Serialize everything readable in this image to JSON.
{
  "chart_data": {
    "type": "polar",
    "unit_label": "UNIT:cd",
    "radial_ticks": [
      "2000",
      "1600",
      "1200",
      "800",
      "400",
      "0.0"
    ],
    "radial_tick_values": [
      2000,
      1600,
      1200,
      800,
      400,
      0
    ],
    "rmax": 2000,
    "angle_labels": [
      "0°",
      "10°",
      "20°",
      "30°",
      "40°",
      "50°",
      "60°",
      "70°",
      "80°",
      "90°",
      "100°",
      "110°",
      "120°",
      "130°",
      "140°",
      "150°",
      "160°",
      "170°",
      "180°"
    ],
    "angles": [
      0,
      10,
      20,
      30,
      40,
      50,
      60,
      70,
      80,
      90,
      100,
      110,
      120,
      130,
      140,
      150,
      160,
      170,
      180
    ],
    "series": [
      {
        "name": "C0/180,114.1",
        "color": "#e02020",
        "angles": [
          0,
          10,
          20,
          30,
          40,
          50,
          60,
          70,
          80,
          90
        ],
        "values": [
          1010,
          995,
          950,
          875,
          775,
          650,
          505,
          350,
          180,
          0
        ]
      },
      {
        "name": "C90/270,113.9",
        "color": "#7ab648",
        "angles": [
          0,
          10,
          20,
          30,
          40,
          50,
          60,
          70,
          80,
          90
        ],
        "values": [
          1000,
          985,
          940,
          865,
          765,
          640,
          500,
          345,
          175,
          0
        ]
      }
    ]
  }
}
++++++++++++++++++++
→ **Work to complete**: Return the entries in full, keeping every line exactly as it is.

→ **Task response**:
Serialize everything readable in this image to JSON.
{
  "chart_data": {
    "type": "polar",
    "unit_label": "UNIT:cd",
    "radial_ticks": [
      "2000",
      "1600",
      "1200",
      "800",
      "400",
      "0.0"
    ],
    "radial_tick_values": [
      2000,
      1600,
      1200,
      800,
      400,
      0
    ],
    "rmax": 2000,
    "angle_labels": [
      "0°",
      "10°",
      "20°",
      "30°",
      "40°",
      "50°",
      "60°",
      "70°",
      "80°",
      "90°",
      "100°",
      "110°",
      "120°",
      "130°",
      "140°",
      "150°",
      "160°",
      "170°",
      "180°"
    ],
    "angles": [
      0,
      10,
      20,
      30,
      40,
      50,
      60,
      70,
      80,
      90,
      100,
      110,
      120,
      130,
      140,
      150,
      160,
      170,
      180
    ],
    "series": [
      {
        "name": "C0/180,114.1",
        "color": "#e02020",
        "angles": [
          0,
          10,
          20,
          30,
          40,
          50,
          60,
          70,
          80,
          90
        ],
        "values": [
          1010,
          995,
          950,
          875,
          775,
          650,
          505,
          350,
          180,
          0
        ]
      },
      {
        "name": "C90/270,113.9",
        "color": "#7ab648",
        "angles": [
          0,
          10,
          20,
          30,
          40,
          50,
          60,
          70,
          80,
          90
        ],
        "values": [
          1000,
          985,
          940,
          865,
          765,
          640,
          500,
          345,
          175,
          0
        ]
      }
    ]
  }
}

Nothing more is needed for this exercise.